#### Stated goal
Report every line of the items below that contains the string "labels", copying each such line in full.

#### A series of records
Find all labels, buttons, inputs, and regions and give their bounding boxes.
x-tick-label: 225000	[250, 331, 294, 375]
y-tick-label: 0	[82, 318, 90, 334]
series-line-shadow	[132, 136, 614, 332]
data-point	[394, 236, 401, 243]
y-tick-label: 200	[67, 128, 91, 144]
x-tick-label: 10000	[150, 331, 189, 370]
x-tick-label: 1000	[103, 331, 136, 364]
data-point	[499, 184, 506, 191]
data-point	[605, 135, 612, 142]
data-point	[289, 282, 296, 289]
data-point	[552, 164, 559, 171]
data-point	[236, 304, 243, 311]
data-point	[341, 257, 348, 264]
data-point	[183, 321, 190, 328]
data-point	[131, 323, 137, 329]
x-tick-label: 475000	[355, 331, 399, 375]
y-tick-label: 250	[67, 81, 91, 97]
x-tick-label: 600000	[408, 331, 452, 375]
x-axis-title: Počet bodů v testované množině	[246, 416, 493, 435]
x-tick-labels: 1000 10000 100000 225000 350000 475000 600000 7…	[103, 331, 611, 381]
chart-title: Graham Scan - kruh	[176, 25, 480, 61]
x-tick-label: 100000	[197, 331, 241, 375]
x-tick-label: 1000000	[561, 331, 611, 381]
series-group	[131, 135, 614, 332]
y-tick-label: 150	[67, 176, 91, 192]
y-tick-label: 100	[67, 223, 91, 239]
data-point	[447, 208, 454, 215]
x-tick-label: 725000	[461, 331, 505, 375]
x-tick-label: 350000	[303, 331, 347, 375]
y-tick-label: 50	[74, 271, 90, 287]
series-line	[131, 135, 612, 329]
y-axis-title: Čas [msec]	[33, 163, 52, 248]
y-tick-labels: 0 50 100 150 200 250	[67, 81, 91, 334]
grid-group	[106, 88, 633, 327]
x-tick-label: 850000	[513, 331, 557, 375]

#### Task response
Find all labels, buttons, inputs, and regions and give their bounding boxes.
x-tick-labels: 1000 10000 100000 225000 350000 475000 600000 7…	[103, 331, 611, 381]
y-tick-labels: 0 50 100 150 200 250	[67, 81, 91, 334]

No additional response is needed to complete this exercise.